> [Material for this task]
BEGIN

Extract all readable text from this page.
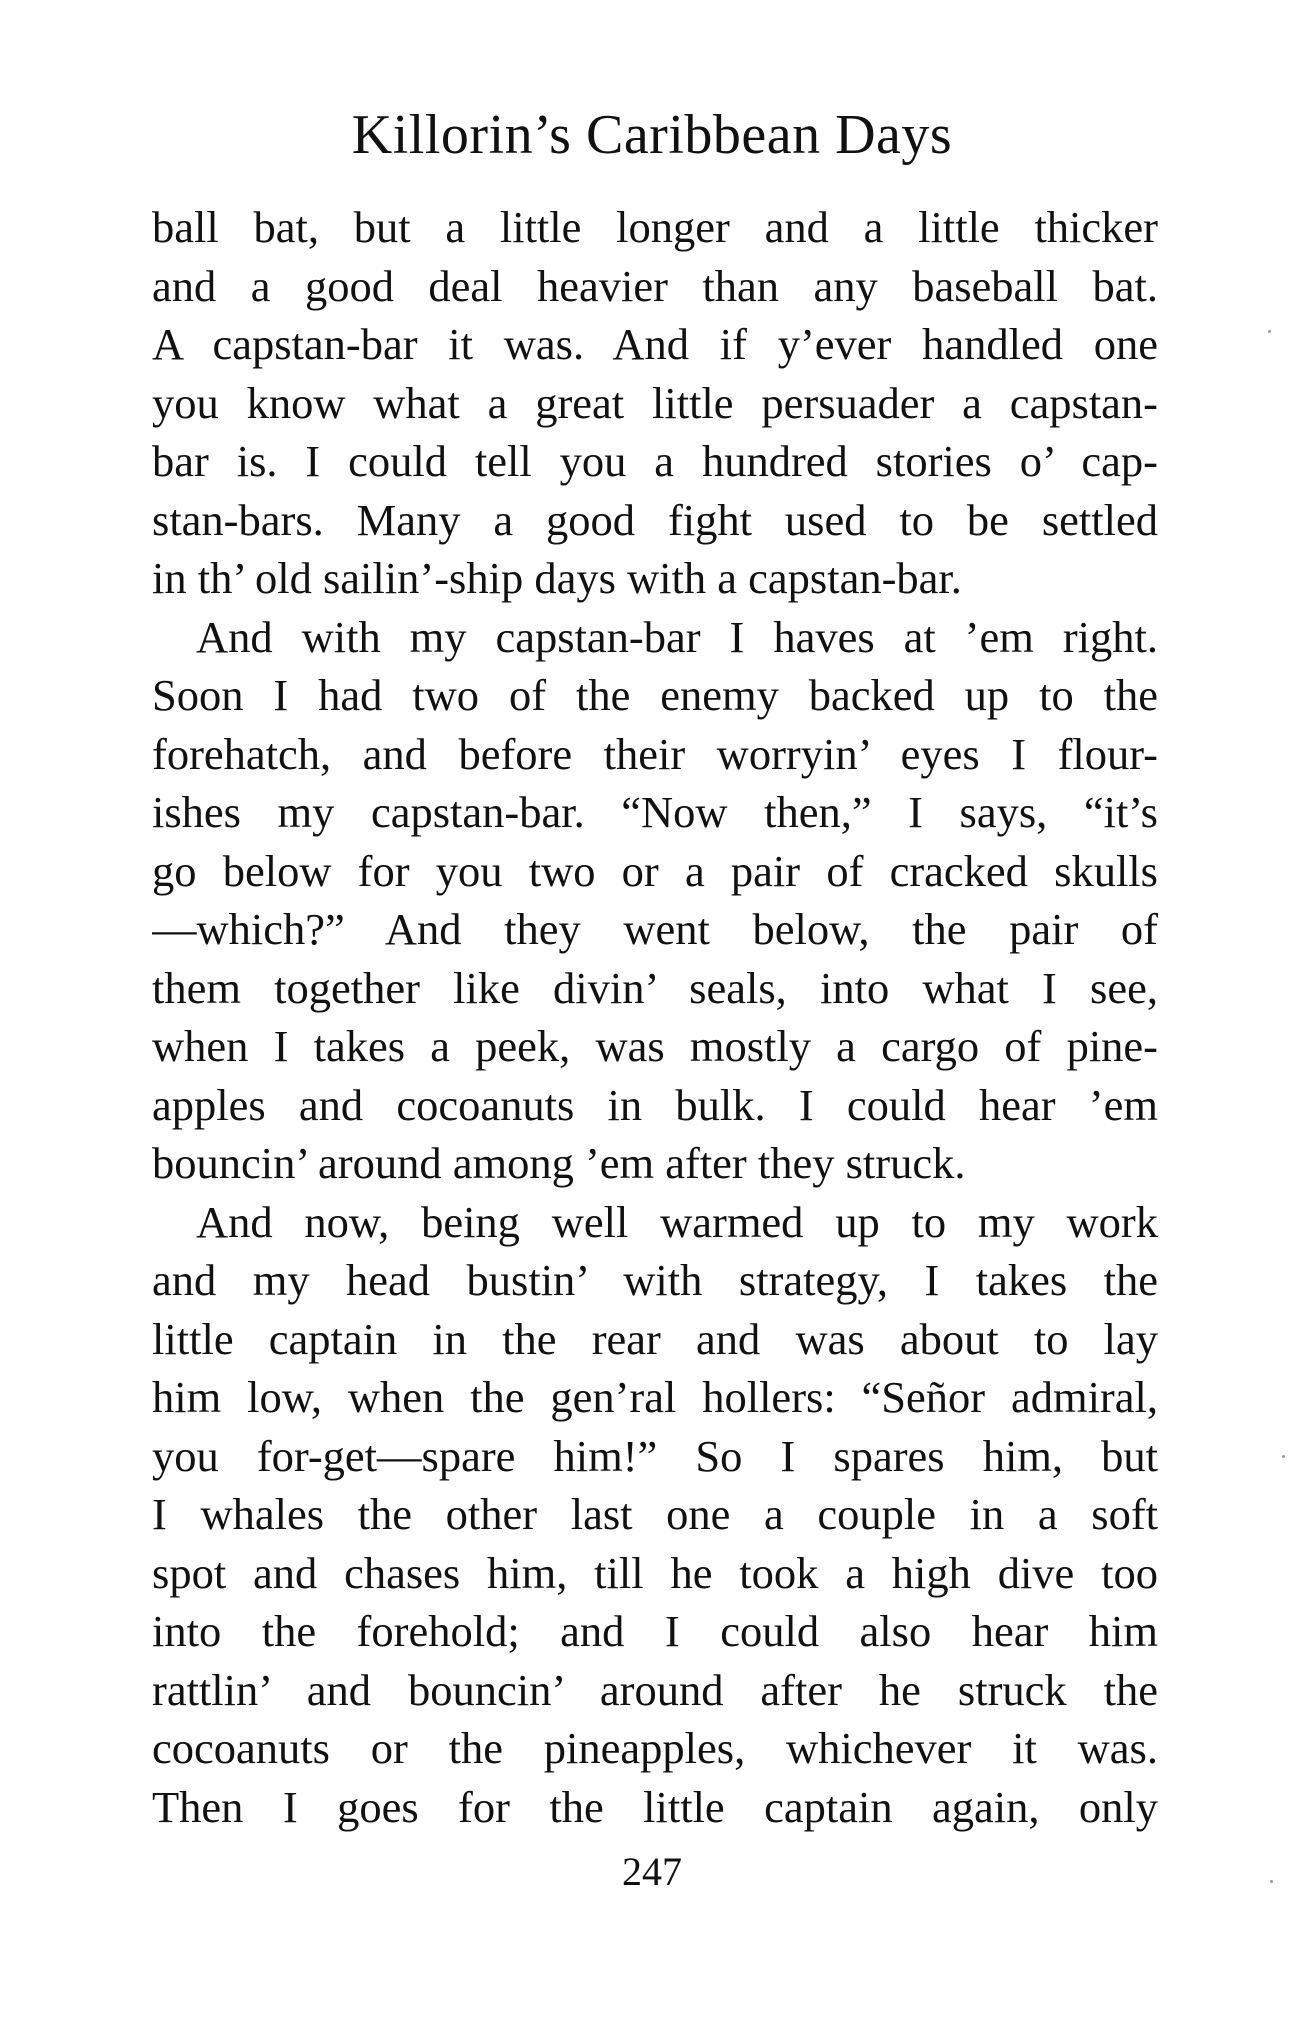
Killorin’s Caribbean Days
ball bat, but a little longer and a little thicker
and a good deal heavier than any baseball bat.
A capstan-bar it was. And if y’ever handled one
you know what a great little persuader a capstan-
bar is. I could tell you a hundred stories o’ cap-
stan-bars. Many a good fight used to be settled
in th’ old sailin’-ship days with a capstan-bar.
And with my capstan-bar I haves at ’em right.
Soon I had two of the enemy backed up to the
forehatch, and before their worryin’ eyes I flour-
ishes my capstan-bar. “Now then,” I says, “it’s
go below for you two or a pair of cracked skulls
—which?” And they went below, the pair of
them together like divin’ seals, into what I see,
when I takes a peek, was mostly a cargo of pine-
apples and cocoanuts in bulk. I could hear ’em
bouncin’ around among ’em after they struck.
And now, being well warmed up to my work
and my head bustin’ with strategy, I takes the
little captain in the rear and was about to lay
him low, when the gen’ral hollers: “Señor admiral,
you for-get—spare him!” So I spares him, but
I whales the other last one a couple in a soft
spot and chases him, till he took a high dive too
into the forehold; and I could also hear him
rattlin’ and bouncin’ around after he struck the
cocoanuts or the pineapples, whichever it was.
Then I goes for the little captain again, only
247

END

> [Required work] Write the entries above out again exactly, but not the pictures.

> [Solution]
Extract all readable text from this page.
Killorin’s Caribbean Days
ball bat, but a little longer and a little thicker
and a good deal heavier than any baseball bat.
A capstan-bar it was. And if y’ever handled one
you know what a great little persuader a capstan-
bar is. I could tell you a hundred stories o’ cap-
stan-bars. Many a good fight used to be settled
in th’ old sailin’-ship days with a capstan-bar.
And with my capstan-bar I haves at ’em right.
Soon I had two of the enemy backed up to the
forehatch, and before their worryin’ eyes I flour-
ishes my capstan-bar. “Now then,” I says, “it’s
go below for you two or a pair of cracked skulls
—which?” And they went below, the pair of
them together like divin’ seals, into what I see,
when I takes a peek, was mostly a cargo of pine-
apples and cocoanuts in bulk. I could hear ’em
bouncin’ around among ’em after they struck.
And now, being well warmed up to my work
and my head bustin’ with strategy, I takes the
little captain in the rear and was about to lay
him low, when the gen’ral hollers: “Señor admiral,
you for-get—spare him!” So I spares him, but
I whales the other last one a couple in a soft
spot and chases him, till he took a high dive too
into the forehold; and I could also hear him
rattlin’ and bouncin’ around after he struck the
cocoanuts or the pineapples, whichever it was.
Then I goes for the little captain again, only
247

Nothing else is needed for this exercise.